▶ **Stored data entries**
####

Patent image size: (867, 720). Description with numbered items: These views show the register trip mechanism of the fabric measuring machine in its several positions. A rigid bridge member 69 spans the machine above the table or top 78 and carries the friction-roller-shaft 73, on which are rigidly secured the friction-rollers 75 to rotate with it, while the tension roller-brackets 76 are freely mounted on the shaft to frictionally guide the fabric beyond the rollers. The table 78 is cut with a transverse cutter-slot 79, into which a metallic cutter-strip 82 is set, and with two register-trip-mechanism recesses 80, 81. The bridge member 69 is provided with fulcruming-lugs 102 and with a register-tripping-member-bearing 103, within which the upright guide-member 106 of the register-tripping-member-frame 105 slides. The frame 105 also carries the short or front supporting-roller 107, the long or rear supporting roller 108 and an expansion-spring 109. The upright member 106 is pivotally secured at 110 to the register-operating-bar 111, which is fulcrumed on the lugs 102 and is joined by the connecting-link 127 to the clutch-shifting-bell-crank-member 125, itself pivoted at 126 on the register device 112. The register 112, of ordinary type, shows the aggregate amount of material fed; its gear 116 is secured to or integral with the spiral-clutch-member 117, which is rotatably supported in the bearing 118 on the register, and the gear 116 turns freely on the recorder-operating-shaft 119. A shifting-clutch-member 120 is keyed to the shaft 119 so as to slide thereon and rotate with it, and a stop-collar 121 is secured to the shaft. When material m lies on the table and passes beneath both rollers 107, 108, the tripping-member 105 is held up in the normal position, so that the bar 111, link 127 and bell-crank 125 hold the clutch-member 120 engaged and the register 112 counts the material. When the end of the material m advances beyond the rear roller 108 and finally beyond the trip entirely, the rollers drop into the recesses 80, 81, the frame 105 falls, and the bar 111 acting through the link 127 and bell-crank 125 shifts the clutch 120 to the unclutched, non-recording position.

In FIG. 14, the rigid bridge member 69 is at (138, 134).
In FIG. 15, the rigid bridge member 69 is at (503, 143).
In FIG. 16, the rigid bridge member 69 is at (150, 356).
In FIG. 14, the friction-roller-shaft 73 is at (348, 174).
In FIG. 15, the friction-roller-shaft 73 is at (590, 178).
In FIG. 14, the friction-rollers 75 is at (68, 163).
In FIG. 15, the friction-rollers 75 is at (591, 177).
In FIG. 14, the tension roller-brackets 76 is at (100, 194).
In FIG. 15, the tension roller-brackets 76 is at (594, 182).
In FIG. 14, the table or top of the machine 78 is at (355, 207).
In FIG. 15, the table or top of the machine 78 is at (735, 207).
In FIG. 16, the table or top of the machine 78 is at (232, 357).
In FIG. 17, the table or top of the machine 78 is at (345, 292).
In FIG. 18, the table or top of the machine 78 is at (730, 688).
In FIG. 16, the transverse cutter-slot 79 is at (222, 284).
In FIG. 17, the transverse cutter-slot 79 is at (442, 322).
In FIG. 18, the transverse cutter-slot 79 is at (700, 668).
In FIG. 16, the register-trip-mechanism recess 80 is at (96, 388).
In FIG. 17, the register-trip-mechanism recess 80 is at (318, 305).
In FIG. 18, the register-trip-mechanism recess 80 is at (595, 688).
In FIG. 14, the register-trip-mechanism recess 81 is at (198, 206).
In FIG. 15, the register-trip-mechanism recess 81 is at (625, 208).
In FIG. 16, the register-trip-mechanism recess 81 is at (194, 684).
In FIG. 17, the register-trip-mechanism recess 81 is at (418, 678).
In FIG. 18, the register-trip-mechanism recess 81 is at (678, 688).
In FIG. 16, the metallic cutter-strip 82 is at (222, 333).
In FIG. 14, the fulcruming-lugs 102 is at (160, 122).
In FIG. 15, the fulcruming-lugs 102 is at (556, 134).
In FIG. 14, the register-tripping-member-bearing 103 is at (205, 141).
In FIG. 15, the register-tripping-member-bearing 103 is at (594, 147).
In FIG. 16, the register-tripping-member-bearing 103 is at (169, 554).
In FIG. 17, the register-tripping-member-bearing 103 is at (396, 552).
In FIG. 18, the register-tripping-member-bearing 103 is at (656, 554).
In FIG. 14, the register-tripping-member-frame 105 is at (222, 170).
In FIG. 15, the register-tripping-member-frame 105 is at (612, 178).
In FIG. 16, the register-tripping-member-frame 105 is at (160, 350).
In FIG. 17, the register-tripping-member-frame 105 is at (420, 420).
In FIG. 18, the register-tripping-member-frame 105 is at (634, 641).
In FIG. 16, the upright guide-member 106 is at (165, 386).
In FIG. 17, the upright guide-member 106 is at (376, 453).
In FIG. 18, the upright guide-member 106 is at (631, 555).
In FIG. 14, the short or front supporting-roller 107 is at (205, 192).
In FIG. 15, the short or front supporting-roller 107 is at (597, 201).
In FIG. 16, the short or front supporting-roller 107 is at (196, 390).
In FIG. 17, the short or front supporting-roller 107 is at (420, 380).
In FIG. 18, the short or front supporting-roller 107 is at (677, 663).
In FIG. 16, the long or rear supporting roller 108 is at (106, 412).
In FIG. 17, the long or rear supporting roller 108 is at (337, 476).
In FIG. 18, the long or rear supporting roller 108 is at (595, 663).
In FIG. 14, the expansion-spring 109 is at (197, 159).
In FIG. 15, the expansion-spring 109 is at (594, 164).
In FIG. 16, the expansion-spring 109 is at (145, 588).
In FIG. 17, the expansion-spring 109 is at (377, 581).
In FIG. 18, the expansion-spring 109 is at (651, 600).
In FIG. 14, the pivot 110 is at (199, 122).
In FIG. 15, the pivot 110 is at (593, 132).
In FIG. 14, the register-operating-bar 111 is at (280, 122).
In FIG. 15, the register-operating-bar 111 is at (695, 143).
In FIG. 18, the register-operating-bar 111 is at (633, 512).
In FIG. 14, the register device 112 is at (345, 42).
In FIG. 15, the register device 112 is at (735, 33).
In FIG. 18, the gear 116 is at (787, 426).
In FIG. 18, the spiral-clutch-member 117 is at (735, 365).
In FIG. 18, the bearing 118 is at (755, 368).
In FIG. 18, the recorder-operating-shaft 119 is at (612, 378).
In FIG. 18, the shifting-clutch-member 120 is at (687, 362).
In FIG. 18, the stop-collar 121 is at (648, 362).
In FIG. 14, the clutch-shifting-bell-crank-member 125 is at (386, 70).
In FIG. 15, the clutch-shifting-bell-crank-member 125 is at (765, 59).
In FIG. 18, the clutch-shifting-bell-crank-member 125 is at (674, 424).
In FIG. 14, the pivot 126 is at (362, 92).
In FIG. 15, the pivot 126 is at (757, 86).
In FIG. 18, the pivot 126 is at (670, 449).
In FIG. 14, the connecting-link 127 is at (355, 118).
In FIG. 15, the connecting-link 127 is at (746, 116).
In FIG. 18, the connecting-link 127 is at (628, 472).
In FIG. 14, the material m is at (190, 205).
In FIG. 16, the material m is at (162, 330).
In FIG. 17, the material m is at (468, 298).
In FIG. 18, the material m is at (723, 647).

####

▶ **EXERCISE TASK**
Quote every line of the listing above word for word, keeping each line in its original order.

▶ **RESULT BELOW**
Patent image size: (867, 720). Description with numbered items: These views show the register trip mechanism of the fabric measuring machine in its several positions. A rigid bridge member 69 spans the machine above the table or top 78 and carries the friction-roller-shaft 73, on which are rigidly secured the friction-rollers 75 to rotate with it, while the tension roller-brackets 76 are freely mounted on the shaft to frictionally guide the fabric beyond the rollers. The table 78 is cut with a transverse cutter-slot 79, into which a metallic cutter-strip 82 is set, and with two register-trip-mechanism recesses 80, 81. The bridge member 69 is provided with fulcruming-lugs 102 and with a register-tripping-member-bearing 103, within which the upright guide-member 106 of the register-tripping-member-frame 105 slides. The frame 105 also carries the short or front supporting-roller 107, the long or rear supporting roller 108 and an expansion-spring 109. The upright member 106 is pivotally secured at 110 to the register-operating-bar 111, which is fulcrumed on the lugs 102 and is joined by the connecting-link 127 to the clutch-shifting-bell-crank-member 125, itself pivoted at 126 on the register device 112. The register 112, of ordinary type, shows the aggregate amount of material fed; its gear 116 is secured to or integral with the spiral-clutch-member 117, which is rotatably supported in the bearing 118 on the register, and the gear 116 turns freely on the recorder-operating-shaft 119. A shifting-clutch-member 120 is keyed to the shaft 119 so as to slide thereon and rotate with it, and a stop-collar 121 is secured to the shaft. When material m lies on the table and passes beneath both rollers 107, 108, the tripping-member 105 is held up in the normal position, so that the bar 111, link 127 and bell-crank 125 hold the clutch-member 120 engaged and the register 112 counts the material. When the end of the material m advances beyond the rear roller 108 and finally beyond the trip entirely, the rollers drop into the recesses 80, 81, the frame 105 falls, and the bar 111 acting through the link 127 and bell-crank 125 shifts the clutch 120 to the unclutched, non-recording position.

In FIG. 14, the rigid bridge member 69 is at (138, 134).
In FIG. 15, the rigid bridge member 69 is at (503, 143).
In FIG. 16, the rigid bridge member 69 is at (150, 356).
In FIG. 14, the friction-roller-shaft 73 is at (348, 174).
In FIG. 15, the friction-roller-shaft 73 is at (590, 178).
In FIG. 14, the friction-rollers 75 is at (68, 163).
In FIG. 15, the friction-rollers 75 is at (591, 177).
In FIG. 14, the tension roller-brackets 76 is at (100, 194).
In FIG. 15, the tension roller-brackets 76 is at (594, 182).
In FIG. 14, the table or top of the machine 78 is at (355, 207).
In FIG. 15, the table or top of the machine 78 is at (735, 207).
In FIG. 16, the table or top of the machine 78 is at (232, 357).
In FIG. 17, the table or top of the machine 78 is at (345, 292).
In FIG. 18, the table or top of the machine 78 is at (730, 688).
In FIG. 16, the transverse cutter-slot 79 is at (222, 284).
In FIG. 17, the transverse cutter-slot 79 is at (442, 322).
In FIG. 18, the transverse cutter-slot 79 is at (700, 668).
In FIG. 16, the register-trip-mechanism recess 80 is at (96, 388).
In FIG. 17, the register-trip-mechanism recess 80 is at (318, 305).
In FIG. 18, the register-trip-mechanism recess 80 is at (595, 688).
In FIG. 14, the register-trip-mechanism recess 81 is at (198, 206).
In FIG. 15, the register-trip-mechanism recess 81 is at (625, 208).
In FIG. 16, the register-trip-mechanism recess 81 is at (194, 684).
In FIG. 17, the register-trip-mechanism recess 81 is at (418, 678).
In FIG. 18, the register-trip-mechanism recess 81 is at (678, 688).
In FIG. 16, the metallic cutter-strip 82 is at (222, 333).
In FIG. 14, the fulcruming-lugs 102 is at (160, 122).
In FIG. 15, the fulcruming-lugs 102 is at (556, 134).
In FIG. 14, the register-tripping-member-bearing 103 is at (205, 141).
In FIG. 15, the register-tripping-member-bearing 103 is at (594, 147).
In FIG. 16, the register-tripping-member-bearing 103 is at (169, 554).
In FIG. 17, the register-tripping-member-bearing 103 is at (396, 552).
In FIG. 18, the register-tripping-member-bearing 103 is at (656, 554).
In FIG. 14, the register-tripping-member-frame 105 is at (222, 170).
In FIG. 15, the register-tripping-member-frame 105 is at (612, 178).
In FIG. 16, the register-tripping-member-frame 105 is at (160, 350).
In FIG. 17, the register-tripping-member-frame 105 is at (420, 420).
In FIG. 18, the register-tripping-member-frame 105 is at (634, 641).
In FIG. 16, the upright guide-member 106 is at (165, 386).
In FIG. 17, the upright guide-member 106 is at (376, 453).
In FIG. 18, the upright guide-member 106 is at (631, 555).
In FIG. 14, the short or front supporting-roller 107 is at (205, 192).
In FIG. 15, the short or front supporting-roller 107 is at (597, 201).
In FIG. 16, the short or front supporting-roller 107 is at (196, 390).
In FIG. 17, the short or front supporting-roller 107 is at (420, 380).
In FIG. 18, the short or front supporting-roller 107 is at (677, 663).
In FIG. 16, the long or rear supporting roller 108 is at (106, 412).
In FIG. 17, the long or rear supporting roller 108 is at (337, 476).
In FIG. 18, the long or rear supporting roller 108 is at (595, 663).
In FIG. 14, the expansion-spring 109 is at (197, 159).
In FIG. 15, the expansion-spring 109 is at (594, 164).
In FIG. 16, the expansion-spring 109 is at (145, 588).
In FIG. 17, the expansion-spring 109 is at (377, 581).
In FIG. 18, the expansion-spring 109 is at (651, 600).
In FIG. 14, the pivot 110 is at (199, 122).
In FIG. 15, the pivot 110 is at (593, 132).
In FIG. 14, the register-operating-bar 111 is at (280, 122).
In FIG. 15, the register-operating-bar 111 is at (695, 143).
In FIG. 18, the register-operating-bar 111 is at (633, 512).
In FIG. 14, the register device 112 is at (345, 42).
In FIG. 15, the register device 112 is at (735, 33).
In FIG. 18, the gear 116 is at (787, 426).
In FIG. 18, the spiral-clutch-member 117 is at (735, 365).
In FIG. 18, the bearing 118 is at (755, 368).
In FIG. 18, the recorder-operating-shaft 119 is at (612, 378).
In FIG. 18, the shifting-clutch-member 120 is at (687, 362).
In FIG. 18, the stop-collar 121 is at (648, 362).
In FIG. 14, the clutch-shifting-bell-crank-member 125 is at (386, 70).
In FIG. 15, the clutch-shifting-bell-crank-member 125 is at (765, 59).
In FIG. 18, the clutch-shifting-bell-crank-member 125 is at (674, 424).
In FIG. 14, the pivot 126 is at (362, 92).
In FIG. 15, the pivot 126 is at (757, 86).
In FIG. 18, the pivot 126 is at (670, 449).
In FIG. 14, the connecting-link 127 is at (355, 118).
In FIG. 15, the connecting-link 127 is at (746, 116).
In FIG. 18, the connecting-link 127 is at (628, 472).
In FIG. 14, the material m is at (190, 205).
In FIG. 16, the material m is at (162, 330).
In FIG. 17, the material m is at (468, 298).
In FIG. 18, the material m is at (723, 647).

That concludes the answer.